--- Extracted data ---

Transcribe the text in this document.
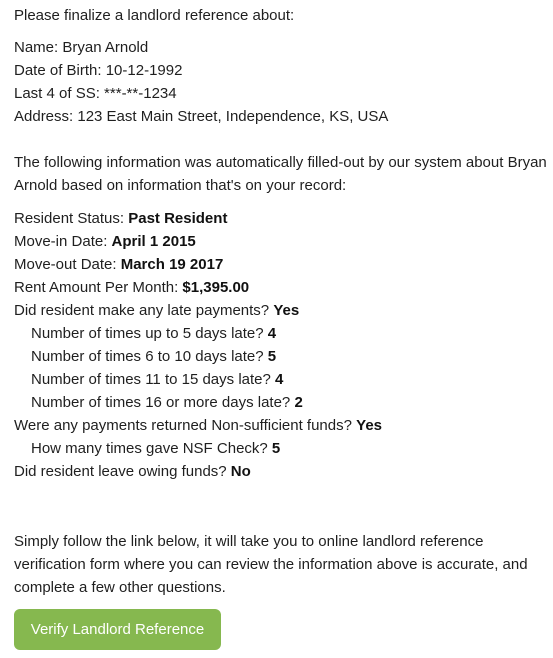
Please finalize a landlord reference about:
Name: Bryan Arnold
Date of Birth: 10-12-1992
Last 4 of SS: ***-**-1234
Address: 123 East Main Street, Independence, KS, USA
The following information was automatically filled-out by our system about Bryan Arnold based on information that's on your record:
Resident Status: Past Resident
Move-in Date: April 1 2015
Move-out Date: March 19 2017
Rent Amount Per Month: $1,395.00
Did resident make any late payments? Yes
Number of times up to 5 days late? 4
Number of times 6 to 10 days late? 5
Number of times 11 to 15 days late? 4
Number of times 16 or more days late? 2
Were any payments returned Non-sufficient funds? Yes
How many times gave NSF Check? 5
Did resident leave owing funds? No
Simply follow the link below, it will take you to online landlord reference verification form where you can review the information above is accurate, and complete a few other questions.
Verify Landlord Reference
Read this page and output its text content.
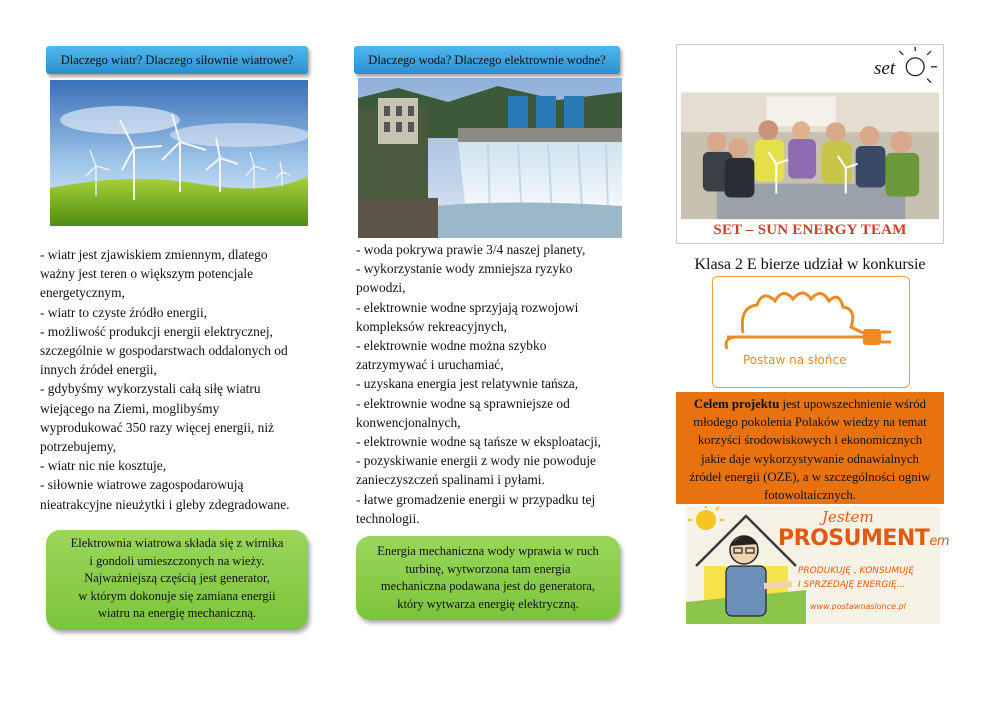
Dlaczego wiatr? Dlaczego siłownie wiatrowe?
- wiatr jest zjawiskiem zmiennym, dlatego
ważny jest teren o większym potencjale
energetycznym,
- wiatr to czyste źródło energii,
- możliwość produkcji energii elektrycznej,
szczególnie w gospodarstwach oddalonych od
innych źródeł energii,
- gdybyśmy wykorzystali całą siłę wiatru
wiejącego na Ziemi, moglibyśmy
wyprodukować 350 razy więcej energii, niż
potrzebujemy,
- wiatr nic nie kosztuje,
- siłownie wiatrowe zagospodarowują
nieatrakcyjne nieużytki i gleby zdegradowane.
Elektrownia wiatrowa składa się z wirnika
i gondoli umieszczonych na wieży.
Najważniejszą częścią jest generator,
w którym dokonuje się zamiana energii
wiatru na energię mechaniczną.
Dlaczego woda? Dlaczego elektrownie wodne?
- woda pokrywa prawie 3/4 naszej planety,
- wykorzystanie wody zmniejsza ryzyko
powodzi,
- elektrownie wodne sprzyjają rozwojowi
kompleksów rekreacyjnych,
- elektrownie wodne można szybko
zatrzymywać i uruchamiać,
- uzyskana energia jest relatywnie tańsza,
- elektrownie wodne są sprawniejsze od
konwencjonalnych,
- elektrownie wodne są tańsze w eksploatacji,
- pozyskiwanie energii z wody nie powoduje
zanieczyszczeń spalinami i pyłami.
- łatwe gromadzenie energii w przypadku tej
technologii.
Energia mechaniczna wody wprawia w ruch
turbinę, wytworzona tam energia
mechaniczna podawana jest do generatora,
który wytwarza energię elektryczną.
set
SET – SUN ENERGY TEAM
Klasa 2 E bierze udział w konkursie
Postaw na słońce
Celem projektu jest upowszechnienie wśród
młodego pokolenia Polaków wiedzy na temat
korzyści środowiskowych i ekonomicznych
jakie daje wykorzystywanie odnawialnych
źródeł energii (OZE), a w szczególności ogniw
fotowoltaicznych.
Jestem
PROSUMENTem
PRODUKUJĘ , KONSUMUJĘ
I SPRZEDAJĘ ENERGIĘ...
www.postawnaslonce.pl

---

Work instructions => Reproduce every line precisely as given, omitting all pictures.

Result of the exercise =>
Transcribe the text in this document.
Please finalize a landlord reference about:
Name: Bryan Arnold
Date of Birth: 10-12-1992
Last 4 of SS: ***-**-1234
Address: 123 East Main Street, Independence, KS, USA
The following information was automatically filled-out by our system about Bryan Arnold based on information that's on your record:
Resident Status: Past Resident
Move-in Date: April 1 2015
Move-out Date: March 19 2017
Rent Amount Per Month: $1,395.00
Did resident make any late payments? Yes
Number of times up to 5 days late? 4
Number of times 6 to 10 days late? 5
Number of times 11 to 15 days late? 4
Number of times 16 or more days late? 2
Were any payments returned Non-sufficient funds? Yes
How many times gave NSF Check? 5
Did resident leave owing funds? No
Simply follow the link below, it will take you to online landlord reference verification form where you can review the information above is accurate, and complete a few other questions.
Verify Landlord Reference
Read this page and output its text content.
Dlaczego wiatr? Dlaczego siłownie wiatrowe?
- wiatr jest zjawiskiem zmiennym, dlatego
ważny jest teren o większym potencjale
energetycznym,
- wiatr to czyste źródło energii,
- możliwość produkcji energii elektrycznej,
szczególnie w gospodarstwach oddalonych od
innych źródeł energii,
- gdybyśmy wykorzystali całą siłę wiatru
wiejącego na Ziemi, moglibyśmy
wyprodukować 350 razy więcej energii, niż
potrzebujemy,
- wiatr nic nie kosztuje,
- siłownie wiatrowe zagospodarowują
nieatrakcyjne nieużytki i gleby zdegradowane.
Elektrownia wiatrowa składa się z wirnika
i gondoli umieszczonych na wieży.
Najważniejszą częścią jest generator,
w którym dokonuje się zamiana energii
wiatru na energię mechaniczną.
Dlaczego woda? Dlaczego elektrownie wodne?
- woda pokrywa prawie 3/4 naszej planety,
- wykorzystanie wody zmniejsza ryzyko
powodzi,
- elektrownie wodne sprzyjają rozwojowi
kompleksów rekreacyjnych,
- elektrownie wodne można szybko
zatrzymywać i uruchamiać,
- uzyskana energia jest relatywnie tańsza,
- elektrownie wodne są sprawniejsze od
konwencjonalnych,
- elektrownie wodne są tańsze w eksploatacji,
- pozyskiwanie energii z wody nie powoduje
zanieczyszczeń spalinami i pyłami.
- łatwe gromadzenie energii w przypadku tej
technologii.
Energia mechaniczna wody wprawia w ruch
turbinę, wytworzona tam energia
mechaniczna podawana jest do generatora,
który wytwarza energię elektryczną.
set
SET – SUN ENERGY TEAM
Klasa 2 E bierze udział w konkursie
Postaw na słońce
Celem projektu jest upowszechnienie wśród
młodego pokolenia Polaków wiedzy na temat
korzyści środowiskowych i ekonomicznych
jakie daje wykorzystywanie odnawialnych
źródeł energii (OZE), a w szczególności ogniw
fotowoltaicznych.
Jestem
PROSUMENTem
PRODUKUJĘ , KONSUMUJĘ
I SPRZEDAJĘ ENERGIĘ...
www.postawnaslonce.pl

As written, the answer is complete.